WHAT THE EXERCISE ASKS:
Find every line below that contains the word "Size" and copy it out.

____

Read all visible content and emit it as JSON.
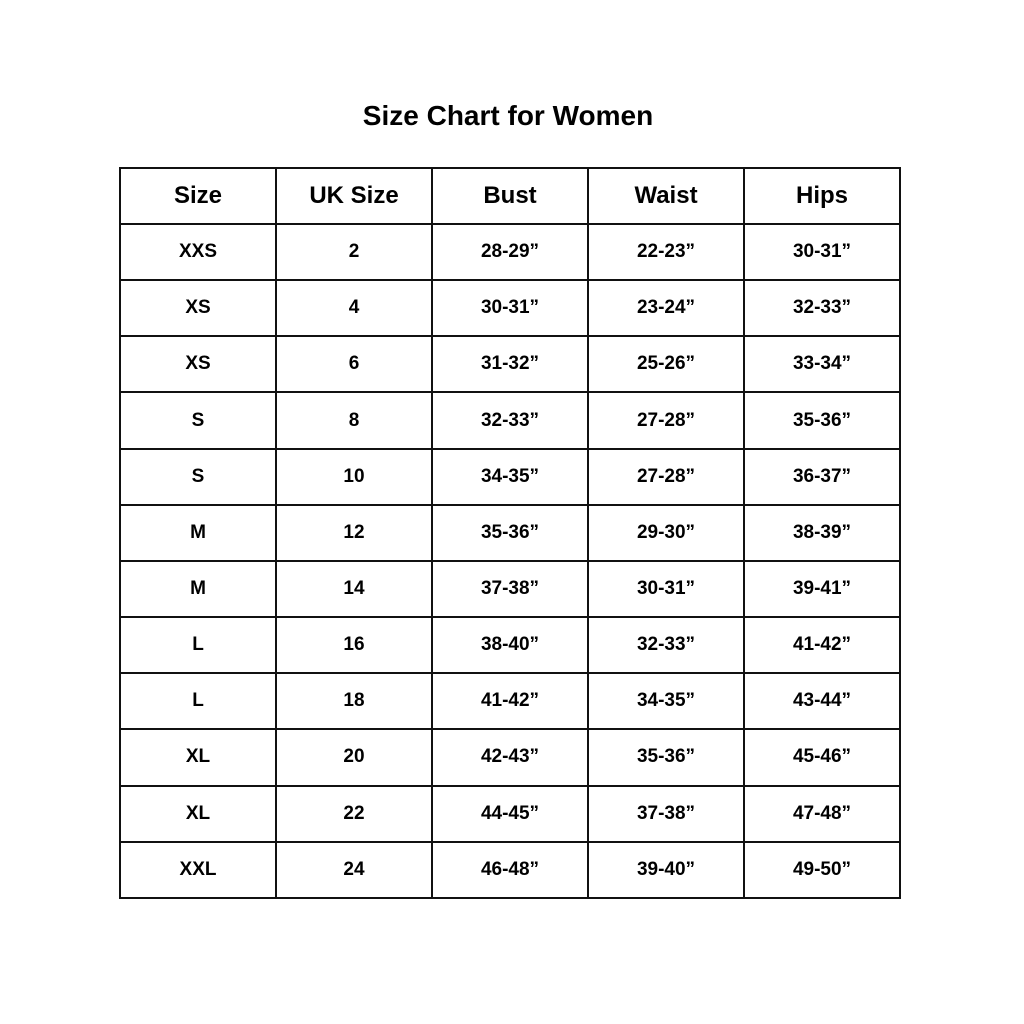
{
  "title": "Size Chart for Women",
  "columns": [
    "Size",
    "UK Size",
    "Bust",
    "Waist",
    "Hips"
  ],
  "rows": [
    [
      "XXS",
      "2",
      "28-29”",
      "22-23”",
      "30-31”"
    ],
    [
      "XS",
      "4",
      "30-31”",
      "23-24”",
      "32-33”"
    ],
    [
      "XS",
      "6",
      "31-32”",
      "25-26”",
      "33-34”"
    ],
    [
      "S",
      "8",
      "32-33”",
      "27-28”",
      "35-36”"
    ],
    [
      "S",
      "10",
      "34-35”",
      "27-28”",
      "36-37”"
    ],
    [
      "M",
      "12",
      "35-36”",
      "29-30”",
      "38-39”"
    ],
    [
      "M",
      "14",
      "37-38”",
      "30-31”",
      "39-41”"
    ],
    [
      "L",
      "16",
      "38-40”",
      "32-33”",
      "41-42”"
    ],
    [
      "L",
      "18",
      "41-42”",
      "34-35”",
      "43-44”"
    ],
    [
      "XL",
      "20",
      "42-43”",
      "35-36”",
      "45-46”"
    ],
    [
      "XL",
      "22",
      "44-45”",
      "37-38”",
      "47-48”"
    ],
    [
      "XXL",
      "24",
      "46-48”",
      "39-40”",
      "49-50”"
    ]
  ]
}
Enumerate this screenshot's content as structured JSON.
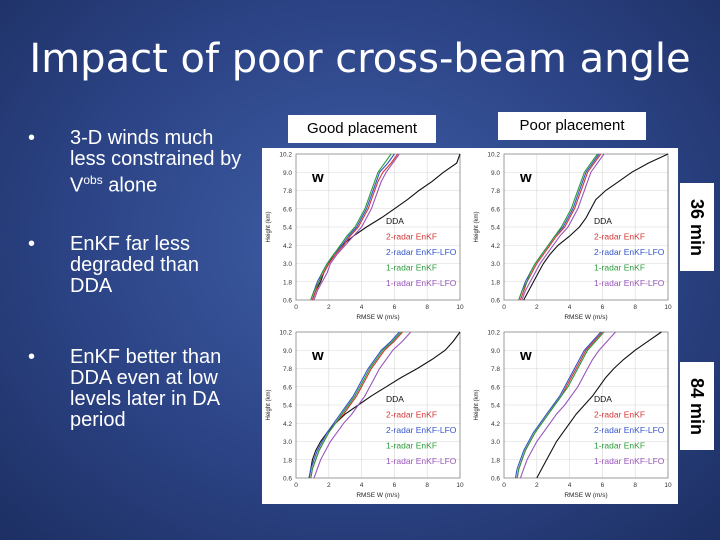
{
  "title": "Impact of poor cross-beam angle",
  "bullets": [
    {
      "text": "3-D winds much less constrained by V",
      "sup": "obs",
      "suffix": " alone"
    },
    {
      "text": "EnKF far less degraded than DDA"
    },
    {
      "text": "EnKF better than DDA even at low levels later in DA period"
    }
  ],
  "headers": {
    "good": "Good placement",
    "poor": "Poor placement"
  },
  "side_labels": {
    "top": "36 min",
    "bottom": "84 min"
  },
  "chart_data": [
    {
      "type": "line",
      "panel": "good-36min",
      "variable_label": "w",
      "xlabel": "RMSE W (m/s)",
      "ylabel": "Height (km)",
      "xlim": [
        0,
        10
      ],
      "ylim": [
        0.6,
        10.2
      ],
      "xticks": [
        "0",
        "2",
        "4",
        "6",
        "8",
        "10"
      ],
      "yticks": [
        "0.6",
        "1.8",
        "3.0",
        "4.2",
        "5.4",
        "6.6",
        "7.8",
        "9.0",
        "10.2"
      ],
      "legend": [
        "DDA",
        "2-radar EnKF",
        "2-radar EnKF-LFO",
        "1-radar EnKF",
        "1-radar EnKF-LFO"
      ],
      "heights": [
        0.6,
        1.2,
        1.8,
        2.4,
        3.0,
        3.6,
        4.2,
        4.8,
        5.4,
        6.0,
        6.6,
        7.2,
        7.8,
        8.4,
        9.0,
        9.6,
        10.2
      ],
      "series": [
        {
          "name": "DDA",
          "color": "#111111",
          "values": [
            1.0,
            1.2,
            1.5,
            1.7,
            2.0,
            2.3,
            2.8,
            3.5,
            4.3,
            5.2,
            6.0,
            6.8,
            7.5,
            8.3,
            9.0,
            9.8,
            10.0
          ]
        },
        {
          "name": "2-radar EnKF",
          "color": "#d63333",
          "values": [
            1.0,
            1.2,
            1.4,
            1.7,
            2.0,
            2.4,
            2.9,
            3.3,
            3.8,
            4.1,
            4.4,
            4.6,
            4.8,
            5.0,
            5.3,
            5.8,
            6.2
          ]
        },
        {
          "name": "2-radar EnKF-LFO",
          "color": "#3355cc",
          "values": [
            0.9,
            1.1,
            1.3,
            1.6,
            1.9,
            2.3,
            2.8,
            3.2,
            3.7,
            4.0,
            4.3,
            4.5,
            4.7,
            4.9,
            5.1,
            5.6,
            6.0
          ]
        },
        {
          "name": "1-radar EnKF",
          "color": "#2a9a3a",
          "values": [
            0.9,
            1.1,
            1.4,
            1.6,
            1.9,
            2.3,
            2.7,
            3.1,
            3.6,
            3.9,
            4.2,
            4.4,
            4.6,
            4.8,
            5.0,
            5.4,
            5.8
          ]
        },
        {
          "name": "1-radar EnKF-LFO",
          "color": "#9955bb",
          "values": [
            1.1,
            1.3,
            1.6,
            1.9,
            2.1,
            2.5,
            3.0,
            3.5,
            4.0,
            4.3,
            4.6,
            4.8,
            5.0,
            5.2,
            5.5,
            5.9,
            6.3
          ]
        }
      ]
    },
    {
      "type": "line",
      "panel": "poor-36min",
      "variable_label": "w",
      "xlabel": "RMSE W (m/s)",
      "ylabel": "Height (km)",
      "xlim": [
        0,
        10
      ],
      "ylim": [
        0.6,
        10.2
      ],
      "xticks": [
        "0",
        "2",
        "4",
        "6",
        "8",
        "10"
      ],
      "yticks": [
        "0.6",
        "1.8",
        "3.0",
        "4.2",
        "5.4",
        "6.6",
        "7.8",
        "9.0",
        "10.2"
      ],
      "legend": [
        "DDA",
        "2-radar EnKF",
        "2-radar EnKF-LFO",
        "1-radar EnKF",
        "1-radar EnKF-LFO"
      ],
      "heights": [
        0.6,
        1.2,
        1.8,
        2.4,
        3.0,
        3.6,
        4.2,
        4.8,
        5.4,
        6.0,
        6.6,
        7.2,
        7.8,
        8.4,
        9.0,
        9.6,
        10.2
      ],
      "series": [
        {
          "name": "DDA",
          "color": "#111111",
          "values": [
            1.2,
            1.5,
            1.8,
            2.1,
            2.4,
            2.8,
            3.3,
            4.0,
            4.6,
            5.0,
            5.3,
            5.6,
            6.2,
            7.0,
            7.8,
            8.8,
            10.0
          ]
        },
        {
          "name": "2-radar EnKF",
          "color": "#d63333",
          "values": [
            1.0,
            1.2,
            1.4,
            1.7,
            2.0,
            2.4,
            2.8,
            3.2,
            3.7,
            4.0,
            4.3,
            4.5,
            4.7,
            4.9,
            5.1,
            5.5,
            5.9
          ]
        },
        {
          "name": "2-radar EnKF-LFO",
          "color": "#3355cc",
          "values": [
            0.9,
            1.1,
            1.3,
            1.6,
            1.9,
            2.3,
            2.7,
            3.1,
            3.6,
            3.9,
            4.2,
            4.4,
            4.6,
            4.8,
            5.0,
            5.4,
            5.8
          ]
        },
        {
          "name": "1-radar EnKF",
          "color": "#2a9a3a",
          "values": [
            0.9,
            1.1,
            1.4,
            1.6,
            1.9,
            2.3,
            2.7,
            3.1,
            3.5,
            3.8,
            4.1,
            4.3,
            4.5,
            4.7,
            4.9,
            5.3,
            5.7
          ]
        },
        {
          "name": "1-radar EnKF-LFO",
          "color": "#9955bb",
          "values": [
            1.1,
            1.3,
            1.6,
            1.9,
            2.2,
            2.6,
            3.0,
            3.4,
            3.9,
            4.2,
            4.5,
            4.7,
            4.9,
            5.1,
            5.3,
            5.7,
            6.1
          ]
        }
      ]
    },
    {
      "type": "line",
      "panel": "good-84min",
      "variable_label": "w",
      "xlabel": "RMSE W (m/s)",
      "ylabel": "Height (km)",
      "xlim": [
        0,
        10
      ],
      "ylim": [
        0.6,
        10.2
      ],
      "xticks": [
        "0",
        "2",
        "4",
        "6",
        "8",
        "10"
      ],
      "yticks": [
        "0.6",
        "1.8",
        "3.0",
        "4.2",
        "5.4",
        "6.6",
        "7.8",
        "9.0",
        "10.2"
      ],
      "legend": [
        "DDA",
        "2-radar EnKF",
        "2-radar EnKF-LFO",
        "1-radar EnKF",
        "1-radar EnKF-LFO"
      ],
      "heights": [
        0.6,
        1.2,
        1.8,
        2.4,
        3.0,
        3.6,
        4.2,
        4.8,
        5.4,
        6.0,
        6.6,
        7.2,
        7.8,
        8.4,
        9.0,
        9.6,
        10.2
      ],
      "series": [
        {
          "name": "DDA",
          "color": "#111111",
          "values": [
            0.8,
            0.9,
            1.0,
            1.2,
            1.5,
            1.9,
            2.4,
            3.0,
            3.8,
            4.6,
            5.5,
            6.4,
            7.4,
            8.3,
            9.1,
            9.6,
            10.0
          ]
        },
        {
          "name": "2-radar EnKF",
          "color": "#d63333",
          "values": [
            0.9,
            1.0,
            1.2,
            1.4,
            1.7,
            2.0,
            2.4,
            2.9,
            3.3,
            3.7,
            4.0,
            4.3,
            4.6,
            5.0,
            5.4,
            6.0,
            6.5
          ]
        },
        {
          "name": "2-radar EnKF-LFO",
          "color": "#3355cc",
          "values": [
            0.8,
            0.9,
            1.1,
            1.3,
            1.6,
            1.9,
            2.3,
            2.7,
            3.1,
            3.5,
            3.8,
            4.1,
            4.4,
            4.8,
            5.2,
            5.8,
            6.3
          ]
        },
        {
          "name": "1-radar EnKF",
          "color": "#2a9a3a",
          "values": [
            0.9,
            1.0,
            1.2,
            1.4,
            1.7,
            2.0,
            2.4,
            2.8,
            3.2,
            3.6,
            3.9,
            4.2,
            4.5,
            4.9,
            5.3,
            5.9,
            6.4
          ]
        },
        {
          "name": "1-radar EnKF-LFO",
          "color": "#9955bb",
          "values": [
            1.1,
            1.3,
            1.5,
            1.8,
            2.1,
            2.5,
            2.9,
            3.4,
            3.8,
            4.2,
            4.5,
            4.8,
            5.1,
            5.5,
            5.9,
            6.5,
            7.0
          ]
        }
      ]
    },
    {
      "type": "line",
      "panel": "poor-84min",
      "variable_label": "w",
      "xlabel": "RMSE W (m/s)",
      "ylabel": "Height (km)",
      "xlim": [
        0,
        10
      ],
      "ylim": [
        0.6,
        10.2
      ],
      "xticks": [
        "0",
        "2",
        "4",
        "6",
        "8",
        "10"
      ],
      "yticks": [
        "0.6",
        "1.8",
        "3.0",
        "4.2",
        "5.4",
        "6.6",
        "7.8",
        "9.0",
        "10.2"
      ],
      "legend": [
        "DDA",
        "2-radar EnKF",
        "2-radar EnKF-LFO",
        "1-radar EnKF",
        "1-radar EnKF-LFO"
      ],
      "heights": [
        0.6,
        1.2,
        1.8,
        2.4,
        3.0,
        3.6,
        4.2,
        4.8,
        5.4,
        6.0,
        6.6,
        7.2,
        7.8,
        8.4,
        9.0,
        9.6,
        10.2
      ],
      "series": [
        {
          "name": "DDA",
          "color": "#111111",
          "values": [
            2.0,
            2.3,
            2.6,
            2.9,
            3.2,
            3.6,
            4.0,
            4.4,
            4.9,
            5.4,
            5.8,
            6.2,
            6.7,
            7.3,
            8.0,
            8.8,
            9.6
          ]
        },
        {
          "name": "2-radar EnKF",
          "color": "#d63333",
          "values": [
            0.8,
            0.9,
            1.1,
            1.3,
            1.6,
            1.9,
            2.3,
            2.7,
            3.1,
            3.5,
            3.8,
            4.1,
            4.4,
            4.7,
            5.0,
            5.5,
            6.0
          ]
        },
        {
          "name": "2-radar EnKF-LFO",
          "color": "#3355cc",
          "values": [
            0.7,
            0.8,
            1.0,
            1.2,
            1.5,
            1.8,
            2.2,
            2.6,
            3.0,
            3.4,
            3.7,
            4.0,
            4.3,
            4.6,
            4.9,
            5.4,
            5.9
          ]
        },
        {
          "name": "1-radar EnKF",
          "color": "#2a9a3a",
          "values": [
            0.8,
            0.9,
            1.1,
            1.3,
            1.6,
            1.9,
            2.3,
            2.7,
            3.1,
            3.5,
            3.9,
            4.2,
            4.5,
            4.8,
            5.1,
            5.6,
            6.1
          ]
        },
        {
          "name": "1-radar EnKF-LFO",
          "color": "#9955bb",
          "values": [
            1.0,
            1.2,
            1.4,
            1.7,
            2.0,
            2.4,
            2.8,
            3.2,
            3.7,
            4.1,
            4.5,
            4.8,
            5.1,
            5.4,
            5.8,
            6.3,
            6.8
          ]
        }
      ]
    }
  ]
}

____

SOLVED PROBLEM:
  "title": "Size Chart for Women",
    "Size",
    "UK Size",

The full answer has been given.